## Instructions to follow
What follows is a listing. Return every line of it exactly.

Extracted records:
-------
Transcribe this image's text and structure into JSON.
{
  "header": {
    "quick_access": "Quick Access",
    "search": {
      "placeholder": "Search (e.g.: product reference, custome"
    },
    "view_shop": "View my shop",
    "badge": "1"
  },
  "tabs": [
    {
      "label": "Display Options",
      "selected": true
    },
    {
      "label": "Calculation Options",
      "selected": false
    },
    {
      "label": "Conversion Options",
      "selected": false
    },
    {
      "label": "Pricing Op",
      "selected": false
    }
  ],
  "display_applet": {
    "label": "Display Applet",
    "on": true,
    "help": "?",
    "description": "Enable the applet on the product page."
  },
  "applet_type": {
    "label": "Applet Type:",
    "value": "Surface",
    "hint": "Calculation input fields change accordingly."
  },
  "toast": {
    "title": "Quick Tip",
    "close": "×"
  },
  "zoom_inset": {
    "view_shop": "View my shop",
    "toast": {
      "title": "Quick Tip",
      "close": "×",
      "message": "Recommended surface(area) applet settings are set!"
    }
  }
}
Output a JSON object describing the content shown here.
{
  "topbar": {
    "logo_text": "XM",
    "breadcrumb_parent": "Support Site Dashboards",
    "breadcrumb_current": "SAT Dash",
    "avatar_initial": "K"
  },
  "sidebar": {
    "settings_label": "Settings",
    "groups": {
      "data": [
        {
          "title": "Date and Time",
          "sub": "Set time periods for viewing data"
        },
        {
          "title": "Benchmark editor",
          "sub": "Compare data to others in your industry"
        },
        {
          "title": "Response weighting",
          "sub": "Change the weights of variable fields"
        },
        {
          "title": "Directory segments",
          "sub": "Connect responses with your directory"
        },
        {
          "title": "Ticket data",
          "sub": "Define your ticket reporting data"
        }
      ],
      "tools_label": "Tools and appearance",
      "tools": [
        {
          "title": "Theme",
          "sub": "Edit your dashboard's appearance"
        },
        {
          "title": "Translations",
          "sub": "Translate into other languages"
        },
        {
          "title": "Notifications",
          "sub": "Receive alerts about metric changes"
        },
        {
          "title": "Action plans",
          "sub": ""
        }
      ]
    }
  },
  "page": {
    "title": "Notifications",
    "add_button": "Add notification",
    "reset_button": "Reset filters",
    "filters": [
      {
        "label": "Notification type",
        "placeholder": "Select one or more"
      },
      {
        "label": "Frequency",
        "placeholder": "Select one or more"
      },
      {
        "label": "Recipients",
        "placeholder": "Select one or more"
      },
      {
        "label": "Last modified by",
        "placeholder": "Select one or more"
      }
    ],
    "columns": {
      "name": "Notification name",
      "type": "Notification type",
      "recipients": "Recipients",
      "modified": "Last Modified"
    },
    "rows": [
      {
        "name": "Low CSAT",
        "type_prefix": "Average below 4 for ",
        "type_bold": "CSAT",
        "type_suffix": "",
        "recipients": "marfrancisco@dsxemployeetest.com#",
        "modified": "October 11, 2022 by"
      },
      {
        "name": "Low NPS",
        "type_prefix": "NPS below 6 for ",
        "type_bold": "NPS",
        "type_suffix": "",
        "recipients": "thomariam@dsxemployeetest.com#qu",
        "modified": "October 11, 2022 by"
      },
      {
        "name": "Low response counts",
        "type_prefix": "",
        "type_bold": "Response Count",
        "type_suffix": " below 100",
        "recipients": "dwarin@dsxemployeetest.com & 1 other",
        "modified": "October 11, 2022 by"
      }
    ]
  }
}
-------
## Task output
Transcribe this image's text and structure into JSON.
{
  "header": {
    "quick_access": "Quick Access",
    "search": {
      "placeholder": "Search (e.g.: product reference, custome"
    },
    "view_shop": "View my shop",
    "badge": "1"
  },
  "tabs": [
    {
      "label": "Display Options",
      "selected": true
    },
    {
      "label": "Calculation Options",
      "selected": false
    },
    {
      "label": "Conversion Options",
      "selected": false
    },
    {
      "label": "Pricing Op",
      "selected": false
    }
  ],
  "display_applet": {
    "label": "Display Applet",
    "on": true,
    "help": "?",
    "description": "Enable the applet on the product page."
  },
  "applet_type": {
    "label": "Applet Type:",
    "value": "Surface",
    "hint": "Calculation input fields change accordingly."
  },
  "toast": {
    "title": "Quick Tip",
    "close": "×"
  },
  "zoom_inset": {
    "view_shop": "View my shop",
    "toast": {
      "title": "Quick Tip",
      "close": "×",
      "message": "Recommended surface(area) applet settings are set!"
    }
  }
}
Output a JSON object describing the content shown here.
{
  "topbar": {
    "logo_text": "XM",
    "breadcrumb_parent": "Support Site Dashboards",
    "breadcrumb_current": "SAT Dash",
    "avatar_initial": "K"
  },
  "sidebar": {
    "settings_label": "Settings",
    "groups": {
      "data": [
        {
          "title": "Date and Time",
          "sub": "Set time periods for viewing data"
        },
        {
          "title": "Benchmark editor",
          "sub": "Compare data to others in your industry"
        },
        {
          "title": "Response weighting",
          "sub": "Change the weights of variable fields"
        },
        {
          "title": "Directory segments",
          "sub": "Connect responses with your directory"
        },
        {
          "title": "Ticket data",
          "sub": "Define your ticket reporting data"
        }
      ],
      "tools_label": "Tools and appearance",
      "tools": [
        {
          "title": "Theme",
          "sub": "Edit your dashboard's appearance"
        },
        {
          "title": "Translations",
          "sub": "Translate into other languages"
        },
        {
          "title": "Notifications",
          "sub": "Receive alerts about metric changes"
        },
        {
          "title": "Action plans",
          "sub": ""
        }
      ]
    }
  },
  "page": {
    "title": "Notifications",
    "add_button": "Add notification",
    "reset_button": "Reset filters",
    "filters": [
      {
        "label": "Notification type",
        "placeholder": "Select one or more"
      },
      {
        "label": "Frequency",
        "placeholder": "Select one or more"
      },
      {
        "label": "Recipients",
        "placeholder": "Select one or more"
      },
      {
        "label": "Last modified by",
        "placeholder": "Select one or more"
      }
    ],
    "columns": {
      "name": "Notification name",
      "type": "Notification type",
      "recipients": "Recipients",
      "modified": "Last Modified"
    },
    "rows": [
      {
        "name": "Low CSAT",
        "type_prefix": "Average below 4 for ",
        "type_bold": "CSAT",
        "type_suffix": "",
        "recipients": "marfrancisco@dsxemployeetest.com#",
        "modified": "October 11, 2022 by"
      },
      {
        "name": "Low NPS",
        "type_prefix": "NPS below 6 for ",
        "type_bold": "NPS",
        "type_suffix": "",
        "recipients": "thomariam@dsxemployeetest.com#qu",
        "modified": "October 11, 2022 by"
      },
      {
        "name": "Low response counts",
        "type_prefix": "",
        "type_bold": "Response Count",
        "type_suffix": " below 100",
        "recipients": "dwarin@dsxemployeetest.com & 1 other",
        "modified": "October 11, 2022 by"
      }
    ]
  }
}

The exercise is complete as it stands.